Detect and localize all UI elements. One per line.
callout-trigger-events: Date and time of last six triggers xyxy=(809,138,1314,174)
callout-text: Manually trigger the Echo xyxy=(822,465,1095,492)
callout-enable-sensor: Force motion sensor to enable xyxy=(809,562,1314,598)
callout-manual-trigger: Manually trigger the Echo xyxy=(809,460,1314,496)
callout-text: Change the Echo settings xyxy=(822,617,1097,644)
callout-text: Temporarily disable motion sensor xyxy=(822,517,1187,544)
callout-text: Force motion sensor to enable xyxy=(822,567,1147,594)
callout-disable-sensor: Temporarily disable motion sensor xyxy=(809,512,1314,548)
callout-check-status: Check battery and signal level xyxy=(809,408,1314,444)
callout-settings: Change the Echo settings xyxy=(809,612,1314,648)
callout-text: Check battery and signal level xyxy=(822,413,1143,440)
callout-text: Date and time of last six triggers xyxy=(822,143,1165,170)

───

> Objective
Return every line of the items above as a JSON list of strings, with one string per line and blank lines omitted.

> Answer to the task
[
  "Detect and localize all UI elements. One per line.",
  "callout-trigger-events: Date and time of last six triggers xyxy=(809,138,1314,174)",
  "callout-text: Manually trigger the Echo xyxy=(822,465,1095,492)",
  "callout-enable-sensor: Force motion sensor to enable xyxy=(809,562,1314,598)",
  "callout-manual-trigger: Manually trigger the Echo xyxy=(809,460,1314,496)",
  "callout-text: Change the Echo settings xyxy=(822,617,1097,644)",
  "callout-text: Temporarily disable motion sensor xyxy=(822,517,1187,544)",
  "callout-text: Force motion sensor to enable xyxy=(822,567,1147,594)",
  "callout-disable-sensor: Temporarily disable motion sensor xyxy=(809,512,1314,548)",
  "callout-check-status: Check battery and signal level xyxy=(809,408,1314,444)",
  "callout-settings: Change the Echo settings xyxy=(809,612,1314,648)",
  "callout-text: Check battery and signal level xyxy=(822,413,1143,440)",
  "callout-text: Date and time of last six triggers xyxy=(822,143,1165,170)"
]